Write down every entry below once more, exactly.

## BEGIN

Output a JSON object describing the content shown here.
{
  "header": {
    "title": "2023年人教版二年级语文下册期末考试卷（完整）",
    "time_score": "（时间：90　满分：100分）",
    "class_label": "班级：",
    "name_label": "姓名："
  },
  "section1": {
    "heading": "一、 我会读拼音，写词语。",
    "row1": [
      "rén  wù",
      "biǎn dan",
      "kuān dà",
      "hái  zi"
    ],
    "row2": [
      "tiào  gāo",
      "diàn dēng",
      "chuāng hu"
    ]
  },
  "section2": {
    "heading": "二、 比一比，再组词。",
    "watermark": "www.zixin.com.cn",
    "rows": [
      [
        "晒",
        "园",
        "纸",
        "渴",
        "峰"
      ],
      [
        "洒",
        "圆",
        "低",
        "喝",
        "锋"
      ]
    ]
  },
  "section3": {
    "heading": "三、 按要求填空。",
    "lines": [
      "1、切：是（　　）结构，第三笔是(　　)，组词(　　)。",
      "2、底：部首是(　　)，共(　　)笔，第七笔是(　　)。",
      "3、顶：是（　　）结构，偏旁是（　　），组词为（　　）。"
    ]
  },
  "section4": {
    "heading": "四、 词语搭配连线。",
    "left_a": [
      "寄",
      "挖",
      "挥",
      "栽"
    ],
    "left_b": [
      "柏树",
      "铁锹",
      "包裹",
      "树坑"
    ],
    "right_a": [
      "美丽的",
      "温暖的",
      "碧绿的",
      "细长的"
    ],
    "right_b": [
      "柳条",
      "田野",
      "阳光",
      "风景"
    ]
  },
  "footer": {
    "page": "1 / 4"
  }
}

## END

#### [THE RESULT]
Output a JSON object describing the content shown here.
{
  "header": {
    "title": "2023年人教版二年级语文下册期末考试卷（完整）",
    "time_score": "（时间：90　满分：100分）",
    "class_label": "班级：",
    "name_label": "姓名："
  },
  "section1": {
    "heading": "一、 我会读拼音，写词语。",
    "row1": [
      "rén  wù",
      "biǎn dan",
      "kuān dà",
      "hái  zi"
    ],
    "row2": [
      "tiào  gāo",
      "diàn dēng",
      "chuāng hu"
    ]
  },
  "section2": {
    "heading": "二、 比一比，再组词。",
    "watermark": "www.zixin.com.cn",
    "rows": [
      [
        "晒",
        "园",
        "纸",
        "渴",
        "峰"
      ],
      [
        "洒",
        "圆",
        "低",
        "喝",
        "锋"
      ]
    ]
  },
  "section3": {
    "heading": "三、 按要求填空。",
    "lines": [
      "1、切：是（　　）结构，第三笔是(　　)，组词(　　)。",
      "2、底：部首是(　　)，共(　　)笔，第七笔是(　　)。",
      "3、顶：是（　　）结构，偏旁是（　　），组词为（　　）。"
    ]
  },
  "section4": {
    "heading": "四、 词语搭配连线。",
    "left_a": [
      "寄",
      "挖",
      "挥",
      "栽"
    ],
    "left_b": [
      "柏树",
      "铁锹",
      "包裹",
      "树坑"
    ],
    "right_a": [
      "美丽的",
      "温暖的",
      "碧绿的",
      "细长的"
    ],
    "right_b": [
      "柳条",
      "田野",
      "阳光",
      "风景"
    ]
  },
  "footer": {
    "page": "1 / 4"
  }
}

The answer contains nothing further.